* Objective: Gather all lines in the entries below that include the word "sender".

* Stored data:

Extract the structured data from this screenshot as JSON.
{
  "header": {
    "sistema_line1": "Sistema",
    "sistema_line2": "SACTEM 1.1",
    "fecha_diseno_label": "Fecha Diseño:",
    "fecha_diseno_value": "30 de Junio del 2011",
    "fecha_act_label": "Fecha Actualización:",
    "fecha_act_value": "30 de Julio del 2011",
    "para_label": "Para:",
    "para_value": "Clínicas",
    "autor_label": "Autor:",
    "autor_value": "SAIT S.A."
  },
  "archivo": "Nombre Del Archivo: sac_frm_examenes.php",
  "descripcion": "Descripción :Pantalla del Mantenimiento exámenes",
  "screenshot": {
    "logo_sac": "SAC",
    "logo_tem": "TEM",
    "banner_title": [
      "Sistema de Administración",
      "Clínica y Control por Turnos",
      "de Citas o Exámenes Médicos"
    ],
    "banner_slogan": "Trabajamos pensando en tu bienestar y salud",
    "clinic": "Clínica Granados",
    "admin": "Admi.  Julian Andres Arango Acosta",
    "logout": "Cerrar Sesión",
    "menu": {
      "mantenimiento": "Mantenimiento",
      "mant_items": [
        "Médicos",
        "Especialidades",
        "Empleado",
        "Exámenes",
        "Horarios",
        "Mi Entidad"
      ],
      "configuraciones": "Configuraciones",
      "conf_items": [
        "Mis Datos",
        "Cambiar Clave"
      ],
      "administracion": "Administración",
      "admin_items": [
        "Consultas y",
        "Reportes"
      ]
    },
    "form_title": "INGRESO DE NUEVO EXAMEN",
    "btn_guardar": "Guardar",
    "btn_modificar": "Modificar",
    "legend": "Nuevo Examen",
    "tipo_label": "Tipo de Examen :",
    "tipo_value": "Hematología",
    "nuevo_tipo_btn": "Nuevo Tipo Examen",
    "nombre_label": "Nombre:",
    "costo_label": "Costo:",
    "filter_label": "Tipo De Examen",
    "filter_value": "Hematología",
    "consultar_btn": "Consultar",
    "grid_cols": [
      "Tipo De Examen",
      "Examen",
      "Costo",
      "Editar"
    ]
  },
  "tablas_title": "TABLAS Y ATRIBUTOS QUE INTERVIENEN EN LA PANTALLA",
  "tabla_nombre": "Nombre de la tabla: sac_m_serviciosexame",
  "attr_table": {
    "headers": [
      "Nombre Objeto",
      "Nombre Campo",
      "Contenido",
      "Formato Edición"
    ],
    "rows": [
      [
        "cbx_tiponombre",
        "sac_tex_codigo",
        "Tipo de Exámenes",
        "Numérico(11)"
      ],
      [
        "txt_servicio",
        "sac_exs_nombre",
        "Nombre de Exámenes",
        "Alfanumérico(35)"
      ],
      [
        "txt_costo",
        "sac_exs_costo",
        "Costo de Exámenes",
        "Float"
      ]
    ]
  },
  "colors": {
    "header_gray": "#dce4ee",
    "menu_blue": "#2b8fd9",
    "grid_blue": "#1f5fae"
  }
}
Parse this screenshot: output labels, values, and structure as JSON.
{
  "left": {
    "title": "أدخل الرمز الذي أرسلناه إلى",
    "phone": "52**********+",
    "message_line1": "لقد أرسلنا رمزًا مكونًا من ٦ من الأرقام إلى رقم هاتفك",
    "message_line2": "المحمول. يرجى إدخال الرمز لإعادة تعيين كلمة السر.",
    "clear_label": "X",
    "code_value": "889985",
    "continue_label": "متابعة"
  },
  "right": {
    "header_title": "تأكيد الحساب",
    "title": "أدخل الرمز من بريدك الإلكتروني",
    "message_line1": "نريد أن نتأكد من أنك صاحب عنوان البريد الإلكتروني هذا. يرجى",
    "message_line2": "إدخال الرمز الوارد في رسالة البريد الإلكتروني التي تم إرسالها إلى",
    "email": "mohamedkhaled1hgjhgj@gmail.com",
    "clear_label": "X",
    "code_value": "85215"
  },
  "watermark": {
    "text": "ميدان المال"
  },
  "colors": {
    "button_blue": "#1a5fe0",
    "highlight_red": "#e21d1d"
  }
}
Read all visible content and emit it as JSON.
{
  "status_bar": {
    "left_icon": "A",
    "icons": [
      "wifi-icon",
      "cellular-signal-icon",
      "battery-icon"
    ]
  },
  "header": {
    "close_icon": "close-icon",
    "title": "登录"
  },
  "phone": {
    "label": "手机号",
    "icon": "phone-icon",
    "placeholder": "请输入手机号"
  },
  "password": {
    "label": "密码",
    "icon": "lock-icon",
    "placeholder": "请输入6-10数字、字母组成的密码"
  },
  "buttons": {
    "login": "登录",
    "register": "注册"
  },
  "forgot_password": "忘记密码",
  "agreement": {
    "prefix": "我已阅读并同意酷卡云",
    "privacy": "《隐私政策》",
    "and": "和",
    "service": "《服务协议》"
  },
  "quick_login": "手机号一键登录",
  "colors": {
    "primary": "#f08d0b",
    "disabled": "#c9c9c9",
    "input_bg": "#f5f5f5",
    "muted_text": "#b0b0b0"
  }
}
==
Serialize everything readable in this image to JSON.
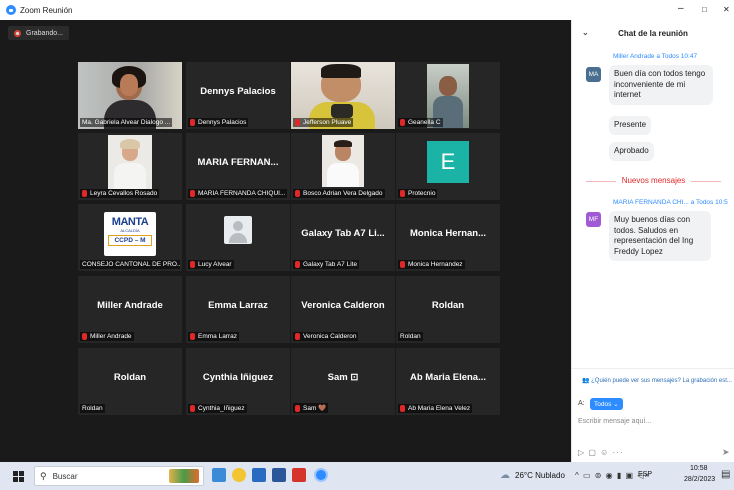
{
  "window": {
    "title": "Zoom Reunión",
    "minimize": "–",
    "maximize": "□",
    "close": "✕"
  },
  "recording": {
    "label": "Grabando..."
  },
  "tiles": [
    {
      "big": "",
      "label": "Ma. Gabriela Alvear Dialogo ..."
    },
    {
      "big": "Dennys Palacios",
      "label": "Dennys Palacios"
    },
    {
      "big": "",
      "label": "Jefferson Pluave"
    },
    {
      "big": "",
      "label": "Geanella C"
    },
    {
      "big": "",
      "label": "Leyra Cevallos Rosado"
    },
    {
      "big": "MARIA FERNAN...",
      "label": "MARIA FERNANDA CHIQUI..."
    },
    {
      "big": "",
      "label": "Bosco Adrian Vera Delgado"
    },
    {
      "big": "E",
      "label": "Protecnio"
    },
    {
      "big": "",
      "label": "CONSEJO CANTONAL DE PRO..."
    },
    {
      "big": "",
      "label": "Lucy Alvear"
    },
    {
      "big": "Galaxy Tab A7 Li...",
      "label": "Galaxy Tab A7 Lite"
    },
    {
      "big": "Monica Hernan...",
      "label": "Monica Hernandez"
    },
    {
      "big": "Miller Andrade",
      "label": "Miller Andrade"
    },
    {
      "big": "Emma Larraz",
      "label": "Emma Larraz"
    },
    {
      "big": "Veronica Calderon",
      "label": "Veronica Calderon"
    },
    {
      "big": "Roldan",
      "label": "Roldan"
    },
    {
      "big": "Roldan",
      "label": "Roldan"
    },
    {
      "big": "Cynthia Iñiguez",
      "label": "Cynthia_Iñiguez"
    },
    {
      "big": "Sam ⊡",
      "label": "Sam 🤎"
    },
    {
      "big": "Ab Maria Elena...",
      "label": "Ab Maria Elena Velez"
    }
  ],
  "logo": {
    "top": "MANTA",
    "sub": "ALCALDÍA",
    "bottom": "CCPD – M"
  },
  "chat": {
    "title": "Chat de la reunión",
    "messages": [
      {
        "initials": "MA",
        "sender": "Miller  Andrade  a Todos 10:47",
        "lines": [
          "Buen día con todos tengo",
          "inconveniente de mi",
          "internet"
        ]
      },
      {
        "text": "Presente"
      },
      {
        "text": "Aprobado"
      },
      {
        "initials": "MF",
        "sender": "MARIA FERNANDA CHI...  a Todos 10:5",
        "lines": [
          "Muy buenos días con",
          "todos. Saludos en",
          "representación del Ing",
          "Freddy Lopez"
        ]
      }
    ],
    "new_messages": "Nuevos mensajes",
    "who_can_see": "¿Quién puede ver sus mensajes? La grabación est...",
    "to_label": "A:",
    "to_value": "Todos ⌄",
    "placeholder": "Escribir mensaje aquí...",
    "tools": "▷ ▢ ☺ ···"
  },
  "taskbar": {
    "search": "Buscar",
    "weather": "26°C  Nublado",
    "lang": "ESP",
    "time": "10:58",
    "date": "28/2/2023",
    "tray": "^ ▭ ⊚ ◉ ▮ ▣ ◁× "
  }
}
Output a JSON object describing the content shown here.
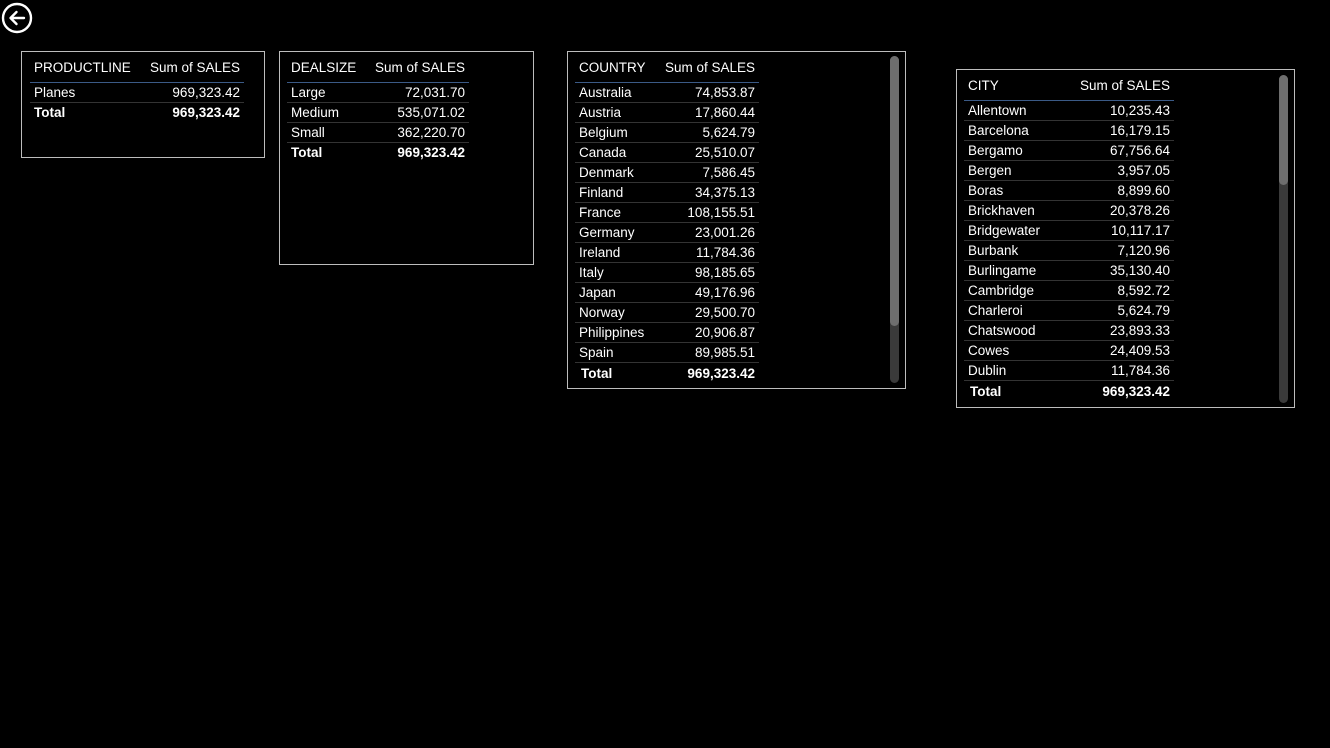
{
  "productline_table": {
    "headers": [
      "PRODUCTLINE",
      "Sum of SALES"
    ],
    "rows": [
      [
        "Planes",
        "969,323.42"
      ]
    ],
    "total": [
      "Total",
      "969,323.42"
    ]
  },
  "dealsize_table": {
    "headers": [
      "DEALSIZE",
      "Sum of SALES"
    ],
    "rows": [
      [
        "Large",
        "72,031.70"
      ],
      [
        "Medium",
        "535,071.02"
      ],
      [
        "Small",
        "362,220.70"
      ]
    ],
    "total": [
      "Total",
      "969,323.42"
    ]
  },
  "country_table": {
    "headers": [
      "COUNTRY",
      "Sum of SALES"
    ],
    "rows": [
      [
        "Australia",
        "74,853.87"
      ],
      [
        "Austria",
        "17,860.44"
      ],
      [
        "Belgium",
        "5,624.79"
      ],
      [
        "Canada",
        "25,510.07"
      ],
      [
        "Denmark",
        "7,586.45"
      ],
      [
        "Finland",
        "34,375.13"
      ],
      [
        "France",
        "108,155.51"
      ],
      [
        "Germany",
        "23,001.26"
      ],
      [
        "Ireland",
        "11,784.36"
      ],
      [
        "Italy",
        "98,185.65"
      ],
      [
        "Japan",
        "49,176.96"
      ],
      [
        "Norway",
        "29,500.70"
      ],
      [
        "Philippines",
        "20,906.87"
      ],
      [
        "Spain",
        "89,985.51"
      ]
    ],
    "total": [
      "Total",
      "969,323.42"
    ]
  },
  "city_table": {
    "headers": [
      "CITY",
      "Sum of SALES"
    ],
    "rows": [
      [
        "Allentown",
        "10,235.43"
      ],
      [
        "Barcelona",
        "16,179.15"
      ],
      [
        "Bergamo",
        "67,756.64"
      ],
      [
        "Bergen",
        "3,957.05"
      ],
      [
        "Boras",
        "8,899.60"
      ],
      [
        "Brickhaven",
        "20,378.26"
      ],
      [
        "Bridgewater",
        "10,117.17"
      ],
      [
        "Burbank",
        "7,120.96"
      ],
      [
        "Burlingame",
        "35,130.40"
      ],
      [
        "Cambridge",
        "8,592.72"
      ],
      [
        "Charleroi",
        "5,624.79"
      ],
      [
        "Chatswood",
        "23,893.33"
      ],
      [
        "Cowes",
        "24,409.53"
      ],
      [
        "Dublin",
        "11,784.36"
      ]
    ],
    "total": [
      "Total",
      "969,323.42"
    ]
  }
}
---
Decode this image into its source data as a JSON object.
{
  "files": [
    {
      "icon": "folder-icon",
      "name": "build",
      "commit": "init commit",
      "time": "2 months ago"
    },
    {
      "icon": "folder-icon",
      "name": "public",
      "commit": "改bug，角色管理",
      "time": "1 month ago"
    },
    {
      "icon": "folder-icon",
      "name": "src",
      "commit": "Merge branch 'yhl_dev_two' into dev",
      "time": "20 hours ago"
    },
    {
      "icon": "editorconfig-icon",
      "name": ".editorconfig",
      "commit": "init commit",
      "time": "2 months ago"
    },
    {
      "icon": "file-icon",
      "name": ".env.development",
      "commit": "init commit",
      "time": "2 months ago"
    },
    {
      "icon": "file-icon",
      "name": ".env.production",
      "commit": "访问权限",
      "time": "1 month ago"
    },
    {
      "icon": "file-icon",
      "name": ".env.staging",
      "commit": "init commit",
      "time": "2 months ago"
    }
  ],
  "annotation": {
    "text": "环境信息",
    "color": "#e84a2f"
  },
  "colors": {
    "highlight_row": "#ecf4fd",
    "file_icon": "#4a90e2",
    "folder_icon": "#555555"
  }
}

* Final result:
        "sender": "Miller  Andrade  a Todos 10:47",
        "sender": "MARIA FERNANDA CHI...  a Todos 10:5",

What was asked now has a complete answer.